-- Start --
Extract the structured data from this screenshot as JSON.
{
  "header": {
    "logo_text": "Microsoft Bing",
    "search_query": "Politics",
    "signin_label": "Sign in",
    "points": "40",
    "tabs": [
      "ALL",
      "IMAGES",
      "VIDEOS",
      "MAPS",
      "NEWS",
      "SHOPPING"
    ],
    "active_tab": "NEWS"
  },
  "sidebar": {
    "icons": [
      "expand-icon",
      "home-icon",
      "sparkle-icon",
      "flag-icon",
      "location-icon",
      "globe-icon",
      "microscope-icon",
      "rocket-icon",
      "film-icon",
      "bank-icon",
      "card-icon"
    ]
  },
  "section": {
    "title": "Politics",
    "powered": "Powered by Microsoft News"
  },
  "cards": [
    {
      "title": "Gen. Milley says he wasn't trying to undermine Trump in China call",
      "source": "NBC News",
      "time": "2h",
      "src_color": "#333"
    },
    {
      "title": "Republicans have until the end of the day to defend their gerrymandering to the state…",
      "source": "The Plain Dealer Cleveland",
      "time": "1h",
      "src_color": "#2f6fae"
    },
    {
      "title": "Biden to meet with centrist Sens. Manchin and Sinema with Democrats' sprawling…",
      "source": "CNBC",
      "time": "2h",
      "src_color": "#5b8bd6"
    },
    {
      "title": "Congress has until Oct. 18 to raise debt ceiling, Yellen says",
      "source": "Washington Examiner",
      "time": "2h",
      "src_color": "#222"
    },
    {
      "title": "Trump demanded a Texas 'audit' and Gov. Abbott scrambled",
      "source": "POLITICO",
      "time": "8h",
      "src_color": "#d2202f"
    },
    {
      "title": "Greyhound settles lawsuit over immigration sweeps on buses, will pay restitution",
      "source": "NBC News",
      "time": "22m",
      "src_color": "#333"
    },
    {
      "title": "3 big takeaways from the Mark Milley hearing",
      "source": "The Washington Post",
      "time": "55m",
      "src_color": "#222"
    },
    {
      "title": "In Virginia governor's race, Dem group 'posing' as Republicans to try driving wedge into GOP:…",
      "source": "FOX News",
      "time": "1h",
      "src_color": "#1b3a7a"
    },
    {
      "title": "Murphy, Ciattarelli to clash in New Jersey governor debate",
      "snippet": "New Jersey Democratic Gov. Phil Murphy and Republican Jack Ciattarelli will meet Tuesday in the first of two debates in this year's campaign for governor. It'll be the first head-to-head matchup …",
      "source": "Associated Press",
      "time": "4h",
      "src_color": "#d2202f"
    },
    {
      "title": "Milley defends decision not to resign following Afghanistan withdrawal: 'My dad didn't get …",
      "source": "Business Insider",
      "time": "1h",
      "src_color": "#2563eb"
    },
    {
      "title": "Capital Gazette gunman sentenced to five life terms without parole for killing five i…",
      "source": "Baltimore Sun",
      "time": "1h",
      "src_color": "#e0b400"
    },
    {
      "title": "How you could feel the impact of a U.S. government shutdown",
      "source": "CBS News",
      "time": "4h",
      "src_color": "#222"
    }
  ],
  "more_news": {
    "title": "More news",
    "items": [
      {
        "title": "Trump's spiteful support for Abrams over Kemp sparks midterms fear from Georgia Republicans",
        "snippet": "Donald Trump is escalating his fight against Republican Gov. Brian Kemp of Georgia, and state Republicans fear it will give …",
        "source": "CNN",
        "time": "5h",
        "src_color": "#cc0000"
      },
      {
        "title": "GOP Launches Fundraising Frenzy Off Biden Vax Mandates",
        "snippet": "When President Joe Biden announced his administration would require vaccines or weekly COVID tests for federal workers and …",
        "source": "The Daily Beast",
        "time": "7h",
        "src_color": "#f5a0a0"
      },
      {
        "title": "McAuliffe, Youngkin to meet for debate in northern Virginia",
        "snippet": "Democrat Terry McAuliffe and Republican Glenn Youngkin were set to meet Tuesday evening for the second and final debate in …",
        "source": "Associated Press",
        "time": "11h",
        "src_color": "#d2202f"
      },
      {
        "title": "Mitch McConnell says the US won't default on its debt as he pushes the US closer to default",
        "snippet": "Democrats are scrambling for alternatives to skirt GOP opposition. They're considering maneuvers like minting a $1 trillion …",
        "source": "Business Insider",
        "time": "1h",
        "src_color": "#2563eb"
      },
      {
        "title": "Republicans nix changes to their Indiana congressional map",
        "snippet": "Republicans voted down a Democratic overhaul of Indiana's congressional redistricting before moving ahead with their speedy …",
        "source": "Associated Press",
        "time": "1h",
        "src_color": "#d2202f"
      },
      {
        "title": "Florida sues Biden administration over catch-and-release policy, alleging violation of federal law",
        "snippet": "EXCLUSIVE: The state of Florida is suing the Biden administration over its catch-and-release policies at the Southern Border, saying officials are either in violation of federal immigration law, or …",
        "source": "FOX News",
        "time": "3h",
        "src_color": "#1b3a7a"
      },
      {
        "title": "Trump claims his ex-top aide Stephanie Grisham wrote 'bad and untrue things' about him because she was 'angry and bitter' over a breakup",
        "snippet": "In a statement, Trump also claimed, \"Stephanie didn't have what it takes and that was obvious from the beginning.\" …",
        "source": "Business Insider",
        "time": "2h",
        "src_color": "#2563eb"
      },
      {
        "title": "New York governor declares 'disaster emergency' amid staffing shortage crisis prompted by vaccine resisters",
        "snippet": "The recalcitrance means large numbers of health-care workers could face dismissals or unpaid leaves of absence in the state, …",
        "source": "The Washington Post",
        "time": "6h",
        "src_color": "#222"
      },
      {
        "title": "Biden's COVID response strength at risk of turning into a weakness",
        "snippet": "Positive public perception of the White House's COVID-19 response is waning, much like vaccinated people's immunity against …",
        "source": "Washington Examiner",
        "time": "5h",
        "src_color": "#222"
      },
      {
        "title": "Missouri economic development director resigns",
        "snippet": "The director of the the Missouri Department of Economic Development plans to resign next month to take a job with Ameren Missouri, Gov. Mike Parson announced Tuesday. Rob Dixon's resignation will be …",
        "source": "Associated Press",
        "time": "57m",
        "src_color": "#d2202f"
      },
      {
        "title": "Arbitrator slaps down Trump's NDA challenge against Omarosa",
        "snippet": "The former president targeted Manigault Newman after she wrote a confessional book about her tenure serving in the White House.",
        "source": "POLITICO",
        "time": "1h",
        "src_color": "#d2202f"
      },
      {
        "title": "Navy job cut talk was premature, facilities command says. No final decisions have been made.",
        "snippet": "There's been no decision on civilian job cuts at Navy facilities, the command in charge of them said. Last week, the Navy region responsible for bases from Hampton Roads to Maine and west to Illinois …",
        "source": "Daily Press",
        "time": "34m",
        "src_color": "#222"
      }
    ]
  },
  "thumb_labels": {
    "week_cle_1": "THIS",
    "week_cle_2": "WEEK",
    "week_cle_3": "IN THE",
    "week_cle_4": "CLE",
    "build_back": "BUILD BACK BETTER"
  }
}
-- End --
Aim of the exercise: Reproduce the data, keeping every line exactly the same.

The response:
Extract the structured data from this screenshot as JSON.
{
  "header": {
    "logo_text": "Microsoft Bing",
    "search_query": "Politics",
    "signin_label": "Sign in",
    "points": "40",
    "tabs": [
      "ALL",
      "IMAGES",
      "VIDEOS",
      "MAPS",
      "NEWS",
      "SHOPPING"
    ],
    "active_tab": "NEWS"
  },
  "sidebar": {
    "icons": [
      "expand-icon",
      "home-icon",
      "sparkle-icon",
      "flag-icon",
      "location-icon",
      "globe-icon",
      "microscope-icon",
      "rocket-icon",
      "film-icon",
      "bank-icon",
      "card-icon"
    ]
  },
  "section": {
    "title": "Politics",
    "powered": "Powered by Microsoft News"
  },
  "cards": [
    {
      "title": "Gen. Milley says he wasn't trying to undermine Trump in China call",
      "source": "NBC News",
      "time": "2h",
      "src_color": "#333"
    },
    {
      "title": "Republicans have until the end of the day to defend their gerrymandering to the state…",
      "source": "The Plain Dealer Cleveland",
      "time": "1h",
      "src_color": "#2f6fae"
    },
    {
      "title": "Biden to meet with centrist Sens. Manchin and Sinema with Democrats' sprawling…",
      "source": "CNBC",
      "time": "2h",
      "src_color": "#5b8bd6"
    },
    {
      "title": "Congress has until Oct. 18 to raise debt ceiling, Yellen says",
      "source": "Washington Examiner",
      "time": "2h",
      "src_color": "#222"
    },
    {
      "title": "Trump demanded a Texas 'audit' and Gov. Abbott scrambled",
      "source": "POLITICO",
      "time": "8h",
      "src_color": "#d2202f"
    },
    {
      "title": "Greyhound settles lawsuit over immigration sweeps on buses, will pay restitution",
      "source": "NBC News",
      "time": "22m",
      "src_color": "#333"
    },
    {
      "title": "3 big takeaways from the Mark Milley hearing",
      "source": "The Washington Post",
      "time": "55m",
      "src_color": "#222"
    },
    {
      "title": "In Virginia governor's race, Dem group 'posing' as Republicans to try driving wedge into GOP:…",
      "source": "FOX News",
      "time": "1h",
      "src_color": "#1b3a7a"
    },
    {
      "title": "Murphy, Ciattarelli to clash in New Jersey governor debate",
      "snippet": "New Jersey Democratic Gov. Phil Murphy and Republican Jack Ciattarelli will meet Tuesday in the first of two debates in this year's campaign for governor. It'll be the first head-to-head matchup …",
      "source": "Associated Press",
      "time": "4h",
      "src_color": "#d2202f"
    },
    {
      "title": "Milley defends decision not to resign following Afghanistan withdrawal: 'My dad didn't get …",
      "source": "Business Insider",
      "time": "1h",
      "src_color": "#2563eb"
    },
    {
      "title": "Capital Gazette gunman sentenced to five life terms without parole for killing five i…",
      "source": "Baltimore Sun",
      "time": "1h",
      "src_color": "#e0b400"
    },
    {
      "title": "How you could feel the impact of a U.S. government shutdown",
      "source": "CBS News",
      "time": "4h",
      "src_color": "#222"
    }
  ],
  "more_news": {
    "title": "More news",
    "items": [
      {
        "title": "Trump's spiteful support for Abrams over Kemp sparks midterms fear from Georgia Republicans",
        "snippet": "Donald Trump is escalating his fight against Republican Gov. Brian Kemp of Georgia, and state Republicans fear it will give …",
        "source": "CNN",
        "time": "5h",
        "src_color": "#cc0000"
      },
      {
        "title": "GOP Launches Fundraising Frenzy Off Biden Vax Mandates",
        "snippet": "When President Joe Biden announced his administration would require vaccines or weekly COVID tests for federal workers and …",
        "source": "The Daily Beast",
        "time": "7h",
        "src_color": "#f5a0a0"
      },
      {
        "title": "McAuliffe, Youngkin to meet for debate in northern Virginia",
        "snippet": "Democrat Terry McAuliffe and Republican Glenn Youngkin were set to meet Tuesday evening for the second and final debate in …",
        "source": "Associated Press",
        "time": "11h",
        "src_color": "#d2202f"
      },
      {
        "title": "Mitch McConnell says the US won't default on its debt as he pushes the US closer to default",
        "snippet": "Democrats are scrambling for alternatives to skirt GOP opposition. They're considering maneuvers like minting a $1 trillion …",
        "source": "Business Insider",
        "time": "1h",
        "src_color": "#2563eb"
      },
      {
        "title": "Republicans nix changes to their Indiana congressional map",
        "snippet": "Republicans voted down a Democratic overhaul of Indiana's congressional redistricting before moving ahead with their speedy …",
        "source": "Associated Press",
        "time": "1h",
        "src_color": "#d2202f"
      },
      {
        "title": "Florida sues Biden administration over catch-and-release policy, alleging violation of federal law",
        "snippet": "EXCLUSIVE: The state of Florida is suing the Biden administration over its catch-and-release policies at the Southern Border, saying officials are either in violation of federal immigration law, or …",
        "source": "FOX News",
        "time": "3h",
        "src_color": "#1b3a7a"
      },
      {
        "title": "Trump claims his ex-top aide Stephanie Grisham wrote 'bad and untrue things' about him because she was 'angry and bitter' over a breakup",
        "snippet": "In a statement, Trump also claimed, \"Stephanie didn't have what it takes and that was obvious from the beginning.\" …",
        "source": "Business Insider",
        "time": "2h",
        "src_color": "#2563eb"
      },
      {
        "title": "New York governor declares 'disaster emergency' amid staffing shortage crisis prompted by vaccine resisters",
        "snippet": "The recalcitrance means large numbers of health-care workers could face dismissals or unpaid leaves of absence in the state, …",
        "source": "The Washington Post",
        "time": "6h",
        "src_color": "#222"
      },
      {
        "title": "Biden's COVID response strength at risk of turning into a weakness",
        "snippet": "Positive public perception of the White House's COVID-19 response is waning, much like vaccinated people's immunity against …",
        "source": "Washington Examiner",
        "time": "5h",
        "src_color": "#222"
      },
      {
        "title": "Missouri economic development director resigns",
        "snippet": "The director of the the Missouri Department of Economic Development plans to resign next month to take a job with Ameren Missouri, Gov. Mike Parson announced Tuesday. Rob Dixon's resignation will be …",
        "source": "Associated Press",
        "time": "57m",
        "src_color": "#d2202f"
      },
      {
        "title": "Arbitrator slaps down Trump's NDA challenge against Omarosa",
        "snippet": "The former president targeted Manigault Newman after she wrote a confessional book about her tenure serving in the White House.",
        "source": "POLITICO",
        "time": "1h",
        "src_color": "#d2202f"
      },
      {
        "title": "Navy job cut talk was premature, facilities command says. No final decisions have been made.",
        "snippet": "There's been no decision on civilian job cuts at Navy facilities, the command in charge of them said. Last week, the Navy region responsible for bases from Hampton Roads to Maine and west to Illinois …",
        "source": "Daily Press",
        "time": "34m",
        "src_color": "#222"
      }
    ]
  },
  "thumb_labels": {
    "week_cle_1": "THIS",
    "week_cle_2": "WEEK",
    "week_cle_3": "IN THE",
    "week_cle_4": "CLE",
    "build_back": "BUILD BACK BETTER"
  }
}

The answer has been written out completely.